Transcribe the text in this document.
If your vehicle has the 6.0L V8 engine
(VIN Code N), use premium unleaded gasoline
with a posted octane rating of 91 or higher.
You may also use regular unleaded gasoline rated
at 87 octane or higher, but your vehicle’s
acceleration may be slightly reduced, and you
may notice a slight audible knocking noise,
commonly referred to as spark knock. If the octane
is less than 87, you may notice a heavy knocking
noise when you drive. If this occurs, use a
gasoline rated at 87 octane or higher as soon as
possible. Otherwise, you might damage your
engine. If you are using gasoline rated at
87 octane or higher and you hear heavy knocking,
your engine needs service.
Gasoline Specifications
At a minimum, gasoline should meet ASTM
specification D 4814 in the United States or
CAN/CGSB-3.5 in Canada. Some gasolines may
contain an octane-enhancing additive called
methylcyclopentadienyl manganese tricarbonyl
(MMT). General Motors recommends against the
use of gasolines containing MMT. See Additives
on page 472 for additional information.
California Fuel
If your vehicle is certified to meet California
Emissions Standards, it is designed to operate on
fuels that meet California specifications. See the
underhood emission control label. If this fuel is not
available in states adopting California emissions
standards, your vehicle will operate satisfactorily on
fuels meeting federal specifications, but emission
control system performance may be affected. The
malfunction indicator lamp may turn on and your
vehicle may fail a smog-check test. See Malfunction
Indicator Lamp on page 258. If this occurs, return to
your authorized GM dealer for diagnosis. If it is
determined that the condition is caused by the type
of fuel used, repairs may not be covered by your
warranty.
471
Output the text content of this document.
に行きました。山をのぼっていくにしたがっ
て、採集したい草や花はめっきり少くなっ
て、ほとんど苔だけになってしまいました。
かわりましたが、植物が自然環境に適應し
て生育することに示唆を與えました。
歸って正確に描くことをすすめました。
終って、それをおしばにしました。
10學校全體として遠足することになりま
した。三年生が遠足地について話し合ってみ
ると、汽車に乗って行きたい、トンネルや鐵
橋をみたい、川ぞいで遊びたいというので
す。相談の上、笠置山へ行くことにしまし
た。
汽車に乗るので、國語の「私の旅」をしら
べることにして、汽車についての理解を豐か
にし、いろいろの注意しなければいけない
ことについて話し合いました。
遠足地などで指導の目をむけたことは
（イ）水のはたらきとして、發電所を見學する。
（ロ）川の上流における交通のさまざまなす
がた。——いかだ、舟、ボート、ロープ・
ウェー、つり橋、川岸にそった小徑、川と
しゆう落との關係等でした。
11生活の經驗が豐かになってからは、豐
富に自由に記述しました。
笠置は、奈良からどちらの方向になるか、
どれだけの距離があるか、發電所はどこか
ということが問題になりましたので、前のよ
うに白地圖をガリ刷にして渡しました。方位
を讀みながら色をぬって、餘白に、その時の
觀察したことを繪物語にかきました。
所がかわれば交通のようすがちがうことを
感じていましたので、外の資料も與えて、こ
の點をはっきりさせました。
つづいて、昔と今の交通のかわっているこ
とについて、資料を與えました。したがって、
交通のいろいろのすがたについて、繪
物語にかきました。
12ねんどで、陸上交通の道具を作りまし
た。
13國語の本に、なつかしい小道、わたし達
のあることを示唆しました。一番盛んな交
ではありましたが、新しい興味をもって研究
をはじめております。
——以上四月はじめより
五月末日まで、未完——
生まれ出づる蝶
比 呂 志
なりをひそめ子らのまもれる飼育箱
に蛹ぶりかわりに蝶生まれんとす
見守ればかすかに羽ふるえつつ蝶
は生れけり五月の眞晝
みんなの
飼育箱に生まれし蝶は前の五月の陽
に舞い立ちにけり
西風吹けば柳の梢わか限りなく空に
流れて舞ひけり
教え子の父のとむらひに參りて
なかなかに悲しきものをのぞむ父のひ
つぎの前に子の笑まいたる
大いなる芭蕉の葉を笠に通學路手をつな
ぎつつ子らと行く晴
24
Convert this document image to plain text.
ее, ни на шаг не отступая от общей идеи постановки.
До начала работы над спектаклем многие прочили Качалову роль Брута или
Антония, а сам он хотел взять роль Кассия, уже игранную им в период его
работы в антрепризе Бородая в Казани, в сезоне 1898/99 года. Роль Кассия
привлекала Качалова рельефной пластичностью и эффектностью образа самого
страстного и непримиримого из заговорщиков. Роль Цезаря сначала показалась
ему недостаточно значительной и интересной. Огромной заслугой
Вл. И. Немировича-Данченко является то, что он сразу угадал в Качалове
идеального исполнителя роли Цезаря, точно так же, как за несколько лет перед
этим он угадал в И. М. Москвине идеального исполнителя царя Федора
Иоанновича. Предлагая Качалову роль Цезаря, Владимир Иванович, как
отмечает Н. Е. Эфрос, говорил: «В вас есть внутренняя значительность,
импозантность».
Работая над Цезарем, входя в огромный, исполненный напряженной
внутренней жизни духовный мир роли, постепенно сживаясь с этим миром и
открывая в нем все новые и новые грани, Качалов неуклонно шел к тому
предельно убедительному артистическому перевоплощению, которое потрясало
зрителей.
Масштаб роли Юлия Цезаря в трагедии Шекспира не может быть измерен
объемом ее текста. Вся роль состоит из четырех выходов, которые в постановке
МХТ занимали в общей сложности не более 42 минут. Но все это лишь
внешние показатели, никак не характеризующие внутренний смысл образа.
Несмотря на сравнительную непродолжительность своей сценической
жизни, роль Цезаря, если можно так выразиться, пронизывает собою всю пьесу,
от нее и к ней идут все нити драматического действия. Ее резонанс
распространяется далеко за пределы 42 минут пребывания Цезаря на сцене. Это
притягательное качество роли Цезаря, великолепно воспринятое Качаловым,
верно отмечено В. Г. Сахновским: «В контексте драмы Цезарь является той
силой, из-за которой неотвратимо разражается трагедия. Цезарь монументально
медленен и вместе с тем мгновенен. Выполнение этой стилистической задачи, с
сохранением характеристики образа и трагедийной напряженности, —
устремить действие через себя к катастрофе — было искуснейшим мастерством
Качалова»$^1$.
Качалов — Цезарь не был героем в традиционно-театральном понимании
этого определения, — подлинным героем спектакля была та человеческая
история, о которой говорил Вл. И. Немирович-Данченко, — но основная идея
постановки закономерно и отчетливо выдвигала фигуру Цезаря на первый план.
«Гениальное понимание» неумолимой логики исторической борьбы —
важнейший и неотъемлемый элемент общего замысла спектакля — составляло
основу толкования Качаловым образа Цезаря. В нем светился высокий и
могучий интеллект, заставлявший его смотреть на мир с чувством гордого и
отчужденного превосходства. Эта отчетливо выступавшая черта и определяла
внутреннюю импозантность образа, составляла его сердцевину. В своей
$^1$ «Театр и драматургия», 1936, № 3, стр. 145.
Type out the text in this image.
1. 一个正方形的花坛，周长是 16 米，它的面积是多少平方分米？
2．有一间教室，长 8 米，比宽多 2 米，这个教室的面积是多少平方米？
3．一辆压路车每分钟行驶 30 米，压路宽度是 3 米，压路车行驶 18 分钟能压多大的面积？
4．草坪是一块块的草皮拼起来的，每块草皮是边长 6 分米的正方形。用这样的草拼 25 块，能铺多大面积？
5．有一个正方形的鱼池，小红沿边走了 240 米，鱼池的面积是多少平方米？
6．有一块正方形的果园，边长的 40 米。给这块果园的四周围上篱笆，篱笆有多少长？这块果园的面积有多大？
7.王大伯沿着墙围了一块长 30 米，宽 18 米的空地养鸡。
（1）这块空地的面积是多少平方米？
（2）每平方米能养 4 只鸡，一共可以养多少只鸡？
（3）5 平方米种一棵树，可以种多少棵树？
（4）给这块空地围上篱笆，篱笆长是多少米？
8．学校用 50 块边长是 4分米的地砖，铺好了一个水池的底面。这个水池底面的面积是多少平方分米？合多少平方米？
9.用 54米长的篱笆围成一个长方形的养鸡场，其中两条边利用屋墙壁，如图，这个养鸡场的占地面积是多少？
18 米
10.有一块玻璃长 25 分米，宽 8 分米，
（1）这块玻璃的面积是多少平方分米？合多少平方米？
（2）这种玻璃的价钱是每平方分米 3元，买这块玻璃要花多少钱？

= = =

__Task directions__: Look through the data and show every line containing "спектакля".

__Result of this exercise__:
этого определения, — подлинным героем спектакля была та человеческая
важнейший и неотъемлемый элемент общего замысла спектакля — составляло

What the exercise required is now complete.